>>>>>

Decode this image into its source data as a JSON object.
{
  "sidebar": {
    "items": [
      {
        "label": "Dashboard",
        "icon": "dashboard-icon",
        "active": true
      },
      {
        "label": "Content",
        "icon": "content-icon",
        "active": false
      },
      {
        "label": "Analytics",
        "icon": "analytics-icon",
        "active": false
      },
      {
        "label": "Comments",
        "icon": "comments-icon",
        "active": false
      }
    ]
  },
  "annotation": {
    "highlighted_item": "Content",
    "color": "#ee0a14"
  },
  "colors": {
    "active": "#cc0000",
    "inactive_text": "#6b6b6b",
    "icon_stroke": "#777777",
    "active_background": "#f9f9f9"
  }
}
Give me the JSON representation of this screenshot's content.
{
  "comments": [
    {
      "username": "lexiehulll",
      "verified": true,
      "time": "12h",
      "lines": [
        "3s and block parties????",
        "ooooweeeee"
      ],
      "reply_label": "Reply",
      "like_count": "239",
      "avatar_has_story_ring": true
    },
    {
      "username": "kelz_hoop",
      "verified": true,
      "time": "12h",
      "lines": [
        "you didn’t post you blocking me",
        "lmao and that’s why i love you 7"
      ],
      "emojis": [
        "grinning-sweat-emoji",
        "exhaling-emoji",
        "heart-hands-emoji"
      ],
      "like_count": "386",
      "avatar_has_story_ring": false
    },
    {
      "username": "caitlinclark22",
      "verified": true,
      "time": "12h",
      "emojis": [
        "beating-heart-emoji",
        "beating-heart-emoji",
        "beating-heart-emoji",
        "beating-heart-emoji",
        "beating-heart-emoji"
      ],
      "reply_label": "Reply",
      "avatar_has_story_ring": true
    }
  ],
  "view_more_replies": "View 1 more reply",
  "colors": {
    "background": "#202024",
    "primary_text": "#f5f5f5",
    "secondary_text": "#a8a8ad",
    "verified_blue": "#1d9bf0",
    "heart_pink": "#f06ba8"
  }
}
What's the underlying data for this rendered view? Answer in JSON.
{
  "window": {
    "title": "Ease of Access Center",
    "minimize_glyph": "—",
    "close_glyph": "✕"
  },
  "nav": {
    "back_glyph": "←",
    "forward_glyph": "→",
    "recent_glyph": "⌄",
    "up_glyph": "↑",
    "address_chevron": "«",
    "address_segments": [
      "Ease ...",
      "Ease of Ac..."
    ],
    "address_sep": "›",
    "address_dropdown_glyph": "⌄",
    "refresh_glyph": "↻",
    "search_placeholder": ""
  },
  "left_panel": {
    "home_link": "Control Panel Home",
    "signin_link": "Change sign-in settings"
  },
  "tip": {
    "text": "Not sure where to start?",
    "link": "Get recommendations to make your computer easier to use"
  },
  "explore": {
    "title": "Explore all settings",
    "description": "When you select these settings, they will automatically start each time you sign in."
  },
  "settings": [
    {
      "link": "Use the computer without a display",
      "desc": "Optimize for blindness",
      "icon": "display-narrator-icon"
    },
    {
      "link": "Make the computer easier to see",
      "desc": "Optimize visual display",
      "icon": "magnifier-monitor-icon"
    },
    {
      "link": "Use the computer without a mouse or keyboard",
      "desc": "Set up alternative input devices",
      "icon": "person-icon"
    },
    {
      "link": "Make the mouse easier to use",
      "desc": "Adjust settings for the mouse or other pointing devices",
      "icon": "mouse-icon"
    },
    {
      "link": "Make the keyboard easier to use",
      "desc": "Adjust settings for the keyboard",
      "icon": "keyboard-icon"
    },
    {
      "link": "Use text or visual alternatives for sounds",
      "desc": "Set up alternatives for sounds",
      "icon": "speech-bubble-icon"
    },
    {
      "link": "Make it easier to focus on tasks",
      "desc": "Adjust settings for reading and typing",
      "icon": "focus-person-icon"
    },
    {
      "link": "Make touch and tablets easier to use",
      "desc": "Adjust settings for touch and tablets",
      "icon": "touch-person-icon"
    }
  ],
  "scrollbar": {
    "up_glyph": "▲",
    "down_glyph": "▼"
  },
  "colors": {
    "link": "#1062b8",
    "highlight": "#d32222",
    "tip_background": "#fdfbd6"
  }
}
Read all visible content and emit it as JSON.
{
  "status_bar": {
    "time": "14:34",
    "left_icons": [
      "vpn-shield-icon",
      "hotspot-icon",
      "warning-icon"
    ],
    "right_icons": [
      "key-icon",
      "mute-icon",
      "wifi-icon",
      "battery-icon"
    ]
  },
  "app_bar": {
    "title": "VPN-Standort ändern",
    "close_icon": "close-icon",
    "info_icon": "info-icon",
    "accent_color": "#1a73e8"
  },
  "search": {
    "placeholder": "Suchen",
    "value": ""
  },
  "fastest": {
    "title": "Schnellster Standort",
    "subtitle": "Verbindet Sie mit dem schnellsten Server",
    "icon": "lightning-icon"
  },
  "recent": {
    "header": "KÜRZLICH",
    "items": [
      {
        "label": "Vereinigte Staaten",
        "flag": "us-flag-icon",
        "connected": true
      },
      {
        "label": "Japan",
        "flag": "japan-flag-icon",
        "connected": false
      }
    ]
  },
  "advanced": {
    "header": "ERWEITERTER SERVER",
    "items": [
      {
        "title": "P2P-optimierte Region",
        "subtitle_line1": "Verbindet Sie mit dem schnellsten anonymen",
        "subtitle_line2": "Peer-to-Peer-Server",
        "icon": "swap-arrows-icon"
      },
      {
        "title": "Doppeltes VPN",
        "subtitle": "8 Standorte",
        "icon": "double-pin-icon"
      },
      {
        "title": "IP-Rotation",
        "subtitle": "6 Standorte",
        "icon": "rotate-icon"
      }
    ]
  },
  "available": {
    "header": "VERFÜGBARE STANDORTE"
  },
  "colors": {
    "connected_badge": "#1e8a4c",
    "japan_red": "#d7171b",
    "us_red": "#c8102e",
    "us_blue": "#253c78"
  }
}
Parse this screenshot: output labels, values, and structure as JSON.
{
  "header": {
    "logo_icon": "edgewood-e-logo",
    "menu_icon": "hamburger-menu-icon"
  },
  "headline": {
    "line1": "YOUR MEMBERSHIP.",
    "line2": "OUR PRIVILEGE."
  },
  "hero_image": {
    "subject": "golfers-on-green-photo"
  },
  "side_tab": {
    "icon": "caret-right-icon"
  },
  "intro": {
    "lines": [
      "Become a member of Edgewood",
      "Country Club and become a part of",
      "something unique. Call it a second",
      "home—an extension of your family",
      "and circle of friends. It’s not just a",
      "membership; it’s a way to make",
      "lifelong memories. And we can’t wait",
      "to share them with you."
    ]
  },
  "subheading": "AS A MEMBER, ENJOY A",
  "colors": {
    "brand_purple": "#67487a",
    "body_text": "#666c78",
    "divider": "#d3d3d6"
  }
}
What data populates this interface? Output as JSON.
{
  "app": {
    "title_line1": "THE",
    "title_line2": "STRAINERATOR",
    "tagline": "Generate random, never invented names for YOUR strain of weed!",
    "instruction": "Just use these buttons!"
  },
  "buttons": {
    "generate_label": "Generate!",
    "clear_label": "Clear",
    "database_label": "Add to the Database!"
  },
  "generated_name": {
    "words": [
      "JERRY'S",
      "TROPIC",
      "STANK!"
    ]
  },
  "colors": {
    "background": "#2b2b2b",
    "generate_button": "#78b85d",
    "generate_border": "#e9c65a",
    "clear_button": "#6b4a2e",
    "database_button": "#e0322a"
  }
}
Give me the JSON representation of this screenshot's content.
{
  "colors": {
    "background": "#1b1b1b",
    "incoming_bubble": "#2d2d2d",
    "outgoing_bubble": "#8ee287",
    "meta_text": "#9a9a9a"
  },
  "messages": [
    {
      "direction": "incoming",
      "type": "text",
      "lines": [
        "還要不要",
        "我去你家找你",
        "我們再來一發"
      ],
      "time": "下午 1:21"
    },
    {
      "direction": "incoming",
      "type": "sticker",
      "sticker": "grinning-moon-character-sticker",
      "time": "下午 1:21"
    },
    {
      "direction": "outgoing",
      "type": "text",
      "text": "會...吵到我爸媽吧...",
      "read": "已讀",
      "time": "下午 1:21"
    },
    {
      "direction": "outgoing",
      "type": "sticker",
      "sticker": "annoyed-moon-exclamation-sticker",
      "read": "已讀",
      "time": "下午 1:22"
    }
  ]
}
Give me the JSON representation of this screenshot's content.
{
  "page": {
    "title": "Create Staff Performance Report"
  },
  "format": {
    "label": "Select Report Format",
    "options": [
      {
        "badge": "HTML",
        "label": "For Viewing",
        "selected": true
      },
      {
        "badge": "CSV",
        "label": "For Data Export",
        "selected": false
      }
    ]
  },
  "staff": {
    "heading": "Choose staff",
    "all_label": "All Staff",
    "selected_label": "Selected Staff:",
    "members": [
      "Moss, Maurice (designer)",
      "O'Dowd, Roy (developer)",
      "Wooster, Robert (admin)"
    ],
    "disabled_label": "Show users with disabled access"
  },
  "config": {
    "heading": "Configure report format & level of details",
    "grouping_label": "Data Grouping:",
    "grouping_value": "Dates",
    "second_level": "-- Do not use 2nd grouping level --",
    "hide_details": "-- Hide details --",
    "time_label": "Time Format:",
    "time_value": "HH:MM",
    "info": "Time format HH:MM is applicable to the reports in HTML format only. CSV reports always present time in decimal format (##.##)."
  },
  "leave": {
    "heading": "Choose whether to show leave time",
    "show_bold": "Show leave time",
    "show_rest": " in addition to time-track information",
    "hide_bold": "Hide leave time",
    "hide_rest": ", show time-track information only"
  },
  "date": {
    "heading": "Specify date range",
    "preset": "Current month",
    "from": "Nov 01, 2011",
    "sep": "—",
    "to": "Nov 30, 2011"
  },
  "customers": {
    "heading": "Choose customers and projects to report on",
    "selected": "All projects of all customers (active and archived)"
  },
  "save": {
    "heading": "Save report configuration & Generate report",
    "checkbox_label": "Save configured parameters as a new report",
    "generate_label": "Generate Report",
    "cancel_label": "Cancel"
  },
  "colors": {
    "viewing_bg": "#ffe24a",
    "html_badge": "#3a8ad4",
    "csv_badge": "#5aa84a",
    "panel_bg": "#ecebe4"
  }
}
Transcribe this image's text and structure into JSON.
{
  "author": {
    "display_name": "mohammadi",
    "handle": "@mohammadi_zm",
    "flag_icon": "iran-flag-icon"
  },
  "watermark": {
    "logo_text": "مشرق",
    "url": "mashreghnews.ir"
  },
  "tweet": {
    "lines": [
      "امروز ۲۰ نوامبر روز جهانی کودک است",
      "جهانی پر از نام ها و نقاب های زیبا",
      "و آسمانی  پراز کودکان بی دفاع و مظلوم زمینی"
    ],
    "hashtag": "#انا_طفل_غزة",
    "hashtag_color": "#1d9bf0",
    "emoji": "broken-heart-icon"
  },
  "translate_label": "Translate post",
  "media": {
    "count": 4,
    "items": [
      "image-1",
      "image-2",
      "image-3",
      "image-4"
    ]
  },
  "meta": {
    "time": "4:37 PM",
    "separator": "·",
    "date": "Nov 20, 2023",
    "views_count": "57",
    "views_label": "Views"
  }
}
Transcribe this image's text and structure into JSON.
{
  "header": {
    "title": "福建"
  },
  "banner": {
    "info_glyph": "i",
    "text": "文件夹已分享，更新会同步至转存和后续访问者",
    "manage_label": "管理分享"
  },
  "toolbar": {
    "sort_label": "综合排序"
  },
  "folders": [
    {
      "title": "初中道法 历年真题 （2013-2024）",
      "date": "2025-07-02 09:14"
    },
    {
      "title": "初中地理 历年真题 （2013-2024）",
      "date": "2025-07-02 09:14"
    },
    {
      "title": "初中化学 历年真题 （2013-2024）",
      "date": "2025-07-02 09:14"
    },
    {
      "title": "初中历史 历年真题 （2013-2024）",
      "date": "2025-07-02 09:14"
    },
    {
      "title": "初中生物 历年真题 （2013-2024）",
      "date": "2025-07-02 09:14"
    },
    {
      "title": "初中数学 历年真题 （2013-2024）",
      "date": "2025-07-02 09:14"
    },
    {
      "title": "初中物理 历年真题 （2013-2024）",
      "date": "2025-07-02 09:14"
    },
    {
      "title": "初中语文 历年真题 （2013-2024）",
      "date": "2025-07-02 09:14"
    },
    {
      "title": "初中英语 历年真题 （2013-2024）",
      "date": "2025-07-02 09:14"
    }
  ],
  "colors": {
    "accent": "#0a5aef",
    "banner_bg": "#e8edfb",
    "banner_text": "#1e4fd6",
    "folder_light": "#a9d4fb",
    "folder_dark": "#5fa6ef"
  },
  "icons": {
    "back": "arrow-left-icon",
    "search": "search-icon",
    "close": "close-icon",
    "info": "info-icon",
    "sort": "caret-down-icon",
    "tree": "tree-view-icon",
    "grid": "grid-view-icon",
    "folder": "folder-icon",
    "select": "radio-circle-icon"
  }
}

<<<<<

# Work required
The required output is the number of lines containing the word "header", and nothing besides.

# Solution to the problem
5